→ **Exercise aim**
Can all of these lines be returned exactly?

→ **Records for the task**
+++
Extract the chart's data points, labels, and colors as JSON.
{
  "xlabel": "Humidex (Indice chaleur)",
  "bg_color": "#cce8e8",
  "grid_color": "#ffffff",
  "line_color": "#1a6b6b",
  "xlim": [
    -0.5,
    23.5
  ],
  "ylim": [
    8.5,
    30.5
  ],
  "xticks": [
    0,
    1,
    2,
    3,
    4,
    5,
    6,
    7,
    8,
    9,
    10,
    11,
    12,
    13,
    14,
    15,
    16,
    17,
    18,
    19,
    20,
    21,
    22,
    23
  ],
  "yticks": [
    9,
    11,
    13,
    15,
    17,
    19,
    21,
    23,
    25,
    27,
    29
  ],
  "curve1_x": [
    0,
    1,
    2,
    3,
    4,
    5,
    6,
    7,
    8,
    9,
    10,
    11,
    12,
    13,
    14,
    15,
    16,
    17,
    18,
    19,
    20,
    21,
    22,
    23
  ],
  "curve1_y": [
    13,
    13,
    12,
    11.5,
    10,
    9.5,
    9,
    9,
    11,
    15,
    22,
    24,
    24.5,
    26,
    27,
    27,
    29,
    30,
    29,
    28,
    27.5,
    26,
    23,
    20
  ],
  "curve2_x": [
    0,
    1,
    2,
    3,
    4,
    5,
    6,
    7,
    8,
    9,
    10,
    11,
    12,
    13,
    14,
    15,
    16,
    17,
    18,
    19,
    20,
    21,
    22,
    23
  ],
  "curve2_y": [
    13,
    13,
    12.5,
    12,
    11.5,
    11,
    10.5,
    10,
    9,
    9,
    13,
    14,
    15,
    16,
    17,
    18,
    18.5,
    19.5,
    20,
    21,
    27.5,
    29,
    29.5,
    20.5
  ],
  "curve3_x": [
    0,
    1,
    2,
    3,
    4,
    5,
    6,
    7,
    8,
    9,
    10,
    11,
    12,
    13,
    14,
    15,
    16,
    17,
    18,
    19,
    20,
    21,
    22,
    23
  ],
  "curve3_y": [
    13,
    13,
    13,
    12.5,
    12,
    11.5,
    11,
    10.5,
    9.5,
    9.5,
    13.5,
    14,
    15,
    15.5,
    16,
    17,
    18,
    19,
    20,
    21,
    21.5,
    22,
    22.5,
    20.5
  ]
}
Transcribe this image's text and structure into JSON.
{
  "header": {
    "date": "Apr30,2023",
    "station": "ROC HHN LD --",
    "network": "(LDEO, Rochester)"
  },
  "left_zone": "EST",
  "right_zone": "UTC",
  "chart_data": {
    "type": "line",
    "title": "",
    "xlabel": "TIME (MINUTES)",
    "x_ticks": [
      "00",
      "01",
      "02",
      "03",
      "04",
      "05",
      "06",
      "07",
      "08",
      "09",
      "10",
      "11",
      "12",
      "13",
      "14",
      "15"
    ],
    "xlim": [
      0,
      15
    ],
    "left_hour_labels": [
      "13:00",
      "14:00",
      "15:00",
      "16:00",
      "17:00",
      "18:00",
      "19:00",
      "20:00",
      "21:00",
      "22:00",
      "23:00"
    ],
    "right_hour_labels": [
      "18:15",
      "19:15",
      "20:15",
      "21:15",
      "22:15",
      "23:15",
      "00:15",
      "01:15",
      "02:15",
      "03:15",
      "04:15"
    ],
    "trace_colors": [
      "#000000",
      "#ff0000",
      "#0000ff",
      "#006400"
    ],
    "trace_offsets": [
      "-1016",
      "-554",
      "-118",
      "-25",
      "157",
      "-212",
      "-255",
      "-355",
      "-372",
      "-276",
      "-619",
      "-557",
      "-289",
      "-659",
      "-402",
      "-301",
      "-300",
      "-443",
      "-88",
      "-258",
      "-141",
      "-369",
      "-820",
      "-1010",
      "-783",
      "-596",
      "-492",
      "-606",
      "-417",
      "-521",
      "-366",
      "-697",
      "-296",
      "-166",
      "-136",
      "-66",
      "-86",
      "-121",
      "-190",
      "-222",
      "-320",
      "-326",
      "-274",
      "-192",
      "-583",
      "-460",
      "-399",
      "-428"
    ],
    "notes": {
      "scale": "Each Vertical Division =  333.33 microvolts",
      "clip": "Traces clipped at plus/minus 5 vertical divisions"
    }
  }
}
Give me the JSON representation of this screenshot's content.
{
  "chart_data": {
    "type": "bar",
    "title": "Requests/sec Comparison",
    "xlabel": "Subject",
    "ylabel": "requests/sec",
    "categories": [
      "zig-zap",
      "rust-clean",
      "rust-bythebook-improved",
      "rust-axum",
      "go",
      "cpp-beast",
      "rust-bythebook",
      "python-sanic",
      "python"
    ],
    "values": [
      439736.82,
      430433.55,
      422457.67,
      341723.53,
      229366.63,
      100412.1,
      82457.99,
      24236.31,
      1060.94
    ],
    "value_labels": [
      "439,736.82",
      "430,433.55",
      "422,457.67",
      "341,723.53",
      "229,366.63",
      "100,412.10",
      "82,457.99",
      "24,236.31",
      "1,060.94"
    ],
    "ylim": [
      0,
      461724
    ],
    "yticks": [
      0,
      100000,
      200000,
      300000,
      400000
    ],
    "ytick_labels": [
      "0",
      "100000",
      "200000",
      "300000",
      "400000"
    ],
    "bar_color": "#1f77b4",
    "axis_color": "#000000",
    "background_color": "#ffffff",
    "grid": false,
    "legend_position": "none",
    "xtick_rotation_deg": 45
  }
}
+++
→ **Solution to this exercise**
Extract the chart's data points, labels, and colors as JSON.
{
  "xlabel": "Humidex (Indice chaleur)",
  "bg_color": "#cce8e8",
  "grid_color": "#ffffff",
  "line_color": "#1a6b6b",
  "xlim": [
    -0.5,
    23.5
  ],
  "ylim": [
    8.5,
    30.5
  ],
  "xticks": [
    0,
    1,
    2,
    3,
    4,
    5,
    6,
    7,
    8,
    9,
    10,
    11,
    12,
    13,
    14,
    15,
    16,
    17,
    18,
    19,
    20,
    21,
    22,
    23
  ],
  "yticks": [
    9,
    11,
    13,
    15,
    17,
    19,
    21,
    23,
    25,
    27,
    29
  ],
  "curve1_x": [
    0,
    1,
    2,
    3,
    4,
    5,
    6,
    7,
    8,
    9,
    10,
    11,
    12,
    13,
    14,
    15,
    16,
    17,
    18,
    19,
    20,
    21,
    22,
    23
  ],
  "curve1_y": [
    13,
    13,
    12,
    11.5,
    10,
    9.5,
    9,
    9,
    11,
    15,
    22,
    24,
    24.5,
    26,
    27,
    27,
    29,
    30,
    29,
    28,
    27.5,
    26,
    23,
    20
  ],
  "curve2_x": [
    0,
    1,
    2,
    3,
    4,
    5,
    6,
    7,
    8,
    9,
    10,
    11,
    12,
    13,
    14,
    15,
    16,
    17,
    18,
    19,
    20,
    21,
    22,
    23
  ],
  "curve2_y": [
    13,
    13,
    12.5,
    12,
    11.5,
    11,
    10.5,
    10,
    9,
    9,
    13,
    14,
    15,
    16,
    17,
    18,
    18.5,
    19.5,
    20,
    21,
    27.5,
    29,
    29.5,
    20.5
  ],
  "curve3_x": [
    0,
    1,
    2,
    3,
    4,
    5,
    6,
    7,
    8,
    9,
    10,
    11,
    12,
    13,
    14,
    15,
    16,
    17,
    18,
    19,
    20,
    21,
    22,
    23
  ],
  "curve3_y": [
    13,
    13,
    13,
    12.5,
    12,
    11.5,
    11,
    10.5,
    9.5,
    9.5,
    13.5,
    14,
    15,
    15.5,
    16,
    17,
    18,
    19,
    20,
    21,
    21.5,
    22,
    22.5,
    20.5
  ]
}
Transcribe this image's text and structure into JSON.
{
  "header": {
    "date": "Apr30,2023",
    "station": "ROC HHN LD --",
    "network": "(LDEO, Rochester)"
  },
  "left_zone": "EST",
  "right_zone": "UTC",
  "chart_data": {
    "type": "line",
    "title": "",
    "xlabel": "TIME (MINUTES)",
    "x_ticks": [
      "00",
      "01",
      "02",
      "03",
      "04",
      "05",
      "06",
      "07",
      "08",
      "09",
      "10",
      "11",
      "12",
      "13",
      "14",
      "15"
    ],
    "xlim": [
      0,
      15
    ],
    "left_hour_labels": [
      "13:00",
      "14:00",
      "15:00",
      "16:00",
      "17:00",
      "18:00",
      "19:00",
      "20:00",
      "21:00",
      "22:00",
      "23:00"
    ],
    "right_hour_labels": [
      "18:15",
      "19:15",
      "20:15",
      "21:15",
      "22:15",
      "23:15",
      "00:15",
      "01:15",
      "02:15",
      "03:15",
      "04:15"
    ],
    "trace_colors": [
      "#000000",
      "#ff0000",
      "#0000ff",
      "#006400"
    ],
    "trace_offsets": [
      "-1016",
      "-554",
      "-118",
      "-25",
      "157",
      "-212",
      "-255",
      "-355",
      "-372",
      "-276",
      "-619",
      "-557",
      "-289",
      "-659",
      "-402",
      "-301",
      "-300",
      "-443",
      "-88",
      "-258",
      "-141",
      "-369",
      "-820",
      "-1010",
      "-783",
      "-596",
      "-492",
      "-606",
      "-417",
      "-521",
      "-366",
      "-697",
      "-296",
      "-166",
      "-136",
      "-66",
      "-86",
      "-121",
      "-190",
      "-222",
      "-320",
      "-326",
      "-274",
      "-192",
      "-583",
      "-460",
      "-399",
      "-428"
    ],
    "notes": {
      "scale": "Each Vertical Division =  333.33 microvolts",
      "clip": "Traces clipped at plus/minus 5 vertical divisions"
    }
  }
}
Give me the JSON representation of this screenshot's content.
{
  "chart_data": {
    "type": "bar",
    "title": "Requests/sec Comparison",
    "xlabel": "Subject",
    "ylabel": "requests/sec",
    "categories": [
      "zig-zap",
      "rust-clean",
      "rust-bythebook-improved",
      "rust-axum",
      "go",
      "cpp-beast",
      "rust-bythebook",
      "python-sanic",
      "python"
    ],
    "values": [
      439736.82,
      430433.55,
      422457.67,
      341723.53,
      229366.63,
      100412.1,
      82457.99,
      24236.31,
      1060.94
    ],
    "value_labels": [
      "439,736.82",
      "430,433.55",
      "422,457.67",
      "341,723.53",
      "229,366.63",
      "100,412.10",
      "82,457.99",
      "24,236.31",
      "1,060.94"
    ],
    "ylim": [
      0,
      461724
    ],
    "yticks": [
      0,
      100000,
      200000,
      300000,
      400000
    ],
    "ytick_labels": [
      "0",
      "100000",
      "200000",
      "300000",
      "400000"
    ],
    "bar_color": "#1f77b4",
    "axis_color": "#000000",
    "background_color": "#ffffff",
    "grid": false,
    "legend_position": "none",
    "xtick_rotation_deg": 45
  }
}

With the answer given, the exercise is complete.